> _Dataset items_
——————
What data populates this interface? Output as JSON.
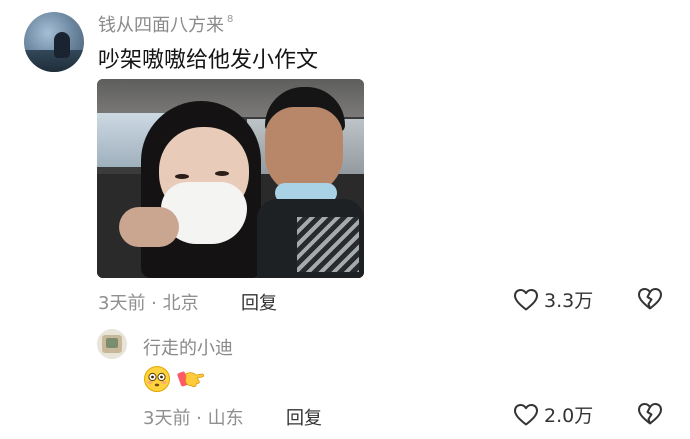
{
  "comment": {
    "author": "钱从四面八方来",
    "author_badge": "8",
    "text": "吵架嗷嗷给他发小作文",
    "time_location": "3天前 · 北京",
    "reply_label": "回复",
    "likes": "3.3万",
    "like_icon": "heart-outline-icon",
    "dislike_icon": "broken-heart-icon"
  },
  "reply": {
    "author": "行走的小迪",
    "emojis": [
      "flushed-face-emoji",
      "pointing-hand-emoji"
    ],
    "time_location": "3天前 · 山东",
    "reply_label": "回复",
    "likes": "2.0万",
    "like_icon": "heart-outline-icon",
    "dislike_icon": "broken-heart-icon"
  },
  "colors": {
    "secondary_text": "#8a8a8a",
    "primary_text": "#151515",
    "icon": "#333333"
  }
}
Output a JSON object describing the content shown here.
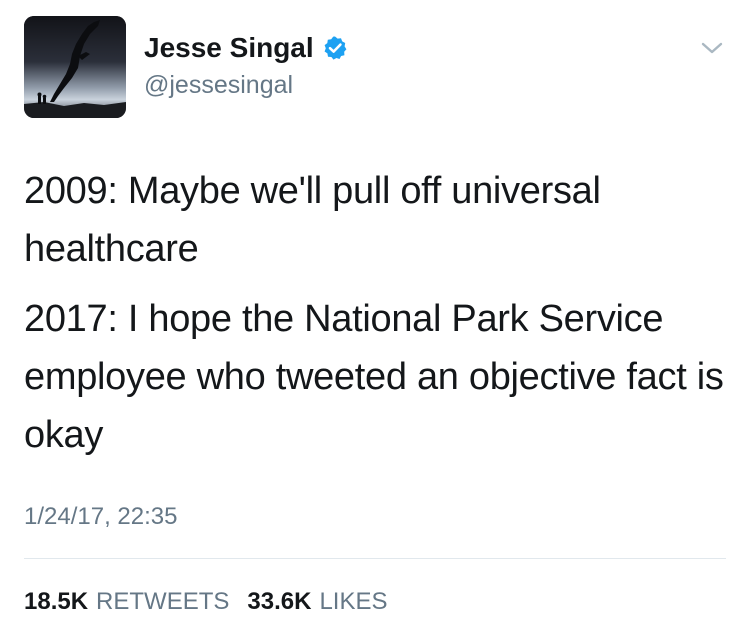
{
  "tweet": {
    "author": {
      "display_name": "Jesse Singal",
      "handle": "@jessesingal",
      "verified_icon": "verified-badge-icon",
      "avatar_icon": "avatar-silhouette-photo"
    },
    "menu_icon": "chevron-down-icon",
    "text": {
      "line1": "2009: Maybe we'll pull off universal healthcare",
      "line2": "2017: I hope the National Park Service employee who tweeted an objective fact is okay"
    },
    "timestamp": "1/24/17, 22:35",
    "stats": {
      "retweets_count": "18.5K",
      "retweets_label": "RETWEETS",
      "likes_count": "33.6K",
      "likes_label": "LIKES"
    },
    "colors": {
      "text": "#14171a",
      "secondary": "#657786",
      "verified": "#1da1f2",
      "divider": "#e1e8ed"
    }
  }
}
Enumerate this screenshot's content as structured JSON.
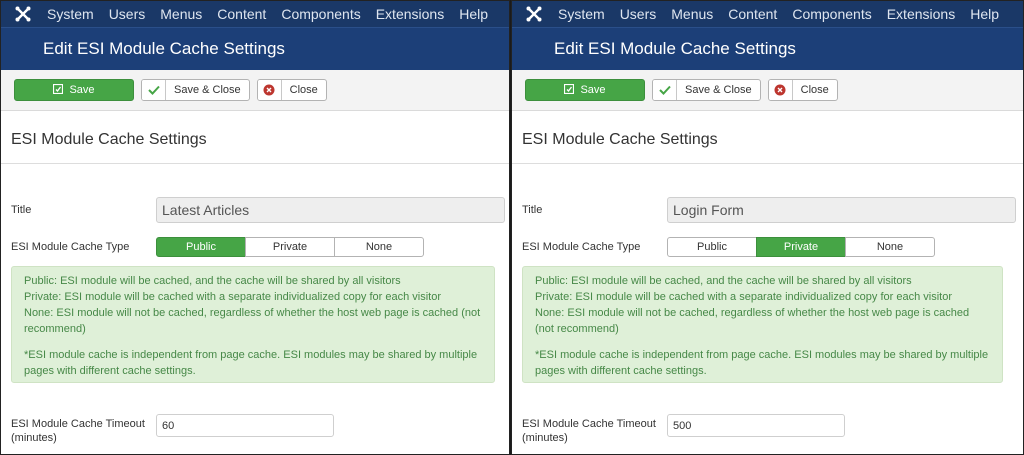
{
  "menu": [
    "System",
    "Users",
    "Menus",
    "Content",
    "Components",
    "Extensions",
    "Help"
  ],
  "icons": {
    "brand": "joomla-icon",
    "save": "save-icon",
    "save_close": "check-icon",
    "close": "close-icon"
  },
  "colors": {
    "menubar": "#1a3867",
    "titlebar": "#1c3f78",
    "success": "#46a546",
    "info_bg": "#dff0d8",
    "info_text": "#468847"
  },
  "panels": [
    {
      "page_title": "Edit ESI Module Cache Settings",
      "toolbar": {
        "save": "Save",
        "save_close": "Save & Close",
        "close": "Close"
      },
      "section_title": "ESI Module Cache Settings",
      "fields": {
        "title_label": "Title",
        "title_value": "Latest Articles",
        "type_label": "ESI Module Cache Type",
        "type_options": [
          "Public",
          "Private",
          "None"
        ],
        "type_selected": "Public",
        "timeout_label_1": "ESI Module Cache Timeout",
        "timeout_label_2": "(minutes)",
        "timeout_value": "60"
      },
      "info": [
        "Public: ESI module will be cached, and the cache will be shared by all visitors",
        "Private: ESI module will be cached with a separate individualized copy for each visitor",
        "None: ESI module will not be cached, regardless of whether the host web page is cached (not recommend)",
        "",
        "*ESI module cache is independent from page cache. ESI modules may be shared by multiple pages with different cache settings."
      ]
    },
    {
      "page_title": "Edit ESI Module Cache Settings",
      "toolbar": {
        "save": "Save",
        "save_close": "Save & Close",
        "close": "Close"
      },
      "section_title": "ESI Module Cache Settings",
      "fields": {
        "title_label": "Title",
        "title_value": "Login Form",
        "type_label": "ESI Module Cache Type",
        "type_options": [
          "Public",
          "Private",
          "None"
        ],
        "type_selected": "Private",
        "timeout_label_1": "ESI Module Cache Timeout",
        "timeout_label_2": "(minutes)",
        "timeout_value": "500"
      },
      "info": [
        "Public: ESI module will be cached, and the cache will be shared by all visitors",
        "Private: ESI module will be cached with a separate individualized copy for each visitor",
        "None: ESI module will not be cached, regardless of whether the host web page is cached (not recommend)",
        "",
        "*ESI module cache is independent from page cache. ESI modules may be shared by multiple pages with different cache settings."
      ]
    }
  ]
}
——————
> _What is required_
Copy all the records above exactly, but leave out the pictures.

> _Exercise result_
What data populates this interface? Output as JSON.
{
  "comment": {
    "author": "钱从四面八方来",
    "author_badge": "8",
    "text": "吵架嗷嗷给他发小作文",
    "time_location": "3天前 · 北京",
    "reply_label": "回复",
    "likes": "3.3万",
    "like_icon": "heart-outline-icon",
    "dislike_icon": "broken-heart-icon"
  },
  "reply": {
    "author": "行走的小迪",
    "emojis": [
      "flushed-face-emoji",
      "pointing-hand-emoji"
    ],
    "time_location": "3天前 · 山东",
    "reply_label": "回复",
    "likes": "2.0万",
    "like_icon": "heart-outline-icon",
    "dislike_icon": "broken-heart-icon"
  },
  "colors": {
    "secondary_text": "#8a8a8a",
    "primary_text": "#151515",
    "icon": "#333333"
  }
}
Output a JSON object describing the content shown here.
{
  "tweet": {
    "author": {
      "display_name": "Jesse Singal",
      "handle": "@jessesingal",
      "verified_icon": "verified-badge-icon",
      "avatar_icon": "avatar-silhouette-photo"
    },
    "menu_icon": "chevron-down-icon",
    "text": {
      "line1": "2009: Maybe we'll pull off universal healthcare",
      "line2": "2017: I hope the National Park Service employee who tweeted an objective fact is okay"
    },
    "timestamp": "1/24/17, 22:35",
    "stats": {
      "retweets_count": "18.5K",
      "retweets_label": "RETWEETS",
      "likes_count": "33.6K",
      "likes_label": "LIKES"
    },
    "colors": {
      "text": "#14171a",
      "secondary": "#657786",
      "verified": "#1da1f2",
      "divider": "#e1e8ed"
    }
  }
}
Enumerate this screenshot's content as structured JSON.
{
  "menu": [
    "System",
    "Users",
    "Menus",
    "Content",
    "Components",
    "Extensions",
    "Help"
  ],
  "icons": {
    "brand": "joomla-icon",
    "save": "save-icon",
    "save_close": "check-icon",
    "close": "close-icon"
  },
  "colors": {
    "menubar": "#1a3867",
    "titlebar": "#1c3f78",
    "success": "#46a546",
    "info_bg": "#dff0d8",
    "info_text": "#468847"
  },
  "panels": [
    {
      "page_title": "Edit ESI Module Cache Settings",
      "toolbar": {
        "save": "Save",
        "save_close": "Save & Close",
        "close": "Close"
      },
      "section_title": "ESI Module Cache Settings",
      "fields": {
        "title_label": "Title",
        "title_value": "Latest Articles",
        "type_label": "ESI Module Cache Type",
        "type_options": [
          "Public",
          "Private",
          "None"
        ],
        "type_selected": "Public",
        "timeout_label_1": "ESI Module Cache Timeout",
        "timeout_label_2": "(minutes)",
        "timeout_value": "60"
      },
      "info": [
        "Public: ESI module will be cached, and the cache will be shared by all visitors",
        "Private: ESI module will be cached with a separate individualized copy for each visitor",
        "None: ESI module will not be cached, regardless of whether the host web page is cached (not recommend)",
        "",
        "*ESI module cache is independent from page cache. ESI modules may be shared by multiple pages with different cache settings."
      ]
    },
    {
      "page_title": "Edit ESI Module Cache Settings",
      "toolbar": {
        "save": "Save",
        "save_close": "Save & Close",
        "close": "Close"
      },
      "section_title": "ESI Module Cache Settings",
      "fields": {
        "title_label": "Title",
        "title_value": "Login Form",
        "type_label": "ESI Module Cache Type",
        "type_options": [
          "Public",
          "Private",
          "None"
        ],
        "type_selected": "Private",
        "timeout_label_1": "ESI Module Cache Timeout",
        "timeout_label_2": "(minutes)",
        "timeout_value": "500"
      },
      "info": [
        "Public: ESI module will be cached, and the cache will be shared by all visitors",
        "Private: ESI module will be cached with a separate individualized copy for each visitor",
        "None: ESI module will not be cached, regardless of whether the host web page is cached (not recommend)",
        "",
        "*ESI module cache is independent from page cache. ESI modules may be shared by multiple pages with different cache settings."
      ]
    }
  ]
}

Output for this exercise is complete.